Provide the data again in its entirety, exactly as given.

# Start of Record list

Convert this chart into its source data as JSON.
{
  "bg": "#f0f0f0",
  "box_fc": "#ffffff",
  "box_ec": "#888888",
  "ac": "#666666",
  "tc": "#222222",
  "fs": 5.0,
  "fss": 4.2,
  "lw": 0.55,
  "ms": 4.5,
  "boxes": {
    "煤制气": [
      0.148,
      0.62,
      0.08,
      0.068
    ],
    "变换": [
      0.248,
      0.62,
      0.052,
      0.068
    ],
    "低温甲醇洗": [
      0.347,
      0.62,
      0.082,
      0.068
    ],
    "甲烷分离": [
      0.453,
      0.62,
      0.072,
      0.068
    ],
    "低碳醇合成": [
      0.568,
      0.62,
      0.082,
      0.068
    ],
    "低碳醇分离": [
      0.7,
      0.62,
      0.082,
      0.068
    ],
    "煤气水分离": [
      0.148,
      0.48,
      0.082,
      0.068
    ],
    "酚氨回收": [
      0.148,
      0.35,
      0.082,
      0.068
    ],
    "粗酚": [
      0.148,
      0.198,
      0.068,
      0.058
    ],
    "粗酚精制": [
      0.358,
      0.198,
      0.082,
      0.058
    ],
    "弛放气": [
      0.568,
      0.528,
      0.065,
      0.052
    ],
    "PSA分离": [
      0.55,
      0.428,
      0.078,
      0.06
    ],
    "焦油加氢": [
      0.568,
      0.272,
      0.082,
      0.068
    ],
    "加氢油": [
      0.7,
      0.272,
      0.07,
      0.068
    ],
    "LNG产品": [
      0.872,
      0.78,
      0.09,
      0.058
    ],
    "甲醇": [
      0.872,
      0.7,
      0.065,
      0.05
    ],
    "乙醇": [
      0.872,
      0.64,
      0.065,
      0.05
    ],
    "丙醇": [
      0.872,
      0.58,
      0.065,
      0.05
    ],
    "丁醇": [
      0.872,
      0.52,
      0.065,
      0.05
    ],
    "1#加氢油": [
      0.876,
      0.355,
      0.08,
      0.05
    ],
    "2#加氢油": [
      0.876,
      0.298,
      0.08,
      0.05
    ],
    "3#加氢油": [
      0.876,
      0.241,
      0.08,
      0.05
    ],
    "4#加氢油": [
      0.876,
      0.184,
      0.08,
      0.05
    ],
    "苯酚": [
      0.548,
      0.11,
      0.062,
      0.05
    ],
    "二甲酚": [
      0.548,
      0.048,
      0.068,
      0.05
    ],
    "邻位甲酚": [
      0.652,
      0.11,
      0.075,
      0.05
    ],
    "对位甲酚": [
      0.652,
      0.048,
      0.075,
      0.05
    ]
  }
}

# End of Record list

## Reply to the task
Convert this chart into its source data as JSON.
{
  "bg": "#f0f0f0",
  "box_fc": "#ffffff",
  "box_ec": "#888888",
  "ac": "#666666",
  "tc": "#222222",
  "fs": 5.0,
  "fss": 4.2,
  "lw": 0.55,
  "ms": 4.5,
  "boxes": {
    "煤制气": [
      0.148,
      0.62,
      0.08,
      0.068
    ],
    "变换": [
      0.248,
      0.62,
      0.052,
      0.068
    ],
    "低温甲醇洗": [
      0.347,
      0.62,
      0.082,
      0.068
    ],
    "甲烷分离": [
      0.453,
      0.62,
      0.072,
      0.068
    ],
    "低碳醇合成": [
      0.568,
      0.62,
      0.082,
      0.068
    ],
    "低碳醇分离": [
      0.7,
      0.62,
      0.082,
      0.068
    ],
    "煤气水分离": [
      0.148,
      0.48,
      0.082,
      0.068
    ],
    "酚氨回收": [
      0.148,
      0.35,
      0.082,
      0.068
    ],
    "粗酚": [
      0.148,
      0.198,
      0.068,
      0.058
    ],
    "粗酚精制": [
      0.358,
      0.198,
      0.082,
      0.058
    ],
    "弛放气": [
      0.568,
      0.528,
      0.065,
      0.052
    ],
    "PSA分离": [
      0.55,
      0.428,
      0.078,
      0.06
    ],
    "焦油加氢": [
      0.568,
      0.272,
      0.082,
      0.068
    ],
    "加氢油": [
      0.7,
      0.272,
      0.07,
      0.068
    ],
    "LNG产品": [
      0.872,
      0.78,
      0.09,
      0.058
    ],
    "甲醇": [
      0.872,
      0.7,
      0.065,
      0.05
    ],
    "乙醇": [
      0.872,
      0.64,
      0.065,
      0.05
    ],
    "丙醇": [
      0.872,
      0.58,
      0.065,
      0.05
    ],
    "丁醇": [
      0.872,
      0.52,
      0.065,
      0.05
    ],
    "1#加氢油": [
      0.876,
      0.355,
      0.08,
      0.05
    ],
    "2#加氢油": [
      0.876,
      0.298,
      0.08,
      0.05
    ],
    "3#加氢油": [
      0.876,
      0.241,
      0.08,
      0.05
    ],
    "4#加氢油": [
      0.876,
      0.184,
      0.08,
      0.05
    ],
    "苯酚": [
      0.548,
      0.11,
      0.062,
      0.05
    ],
    "二甲酚": [
      0.548,
      0.048,
      0.068,
      0.05
    ],
    "邻位甲酚": [
      0.652,
      0.11,
      0.075,
      0.05
    ],
    "对位甲酚": [
      0.652,
      0.048,
      0.075,
      0.05
    ]
  }
}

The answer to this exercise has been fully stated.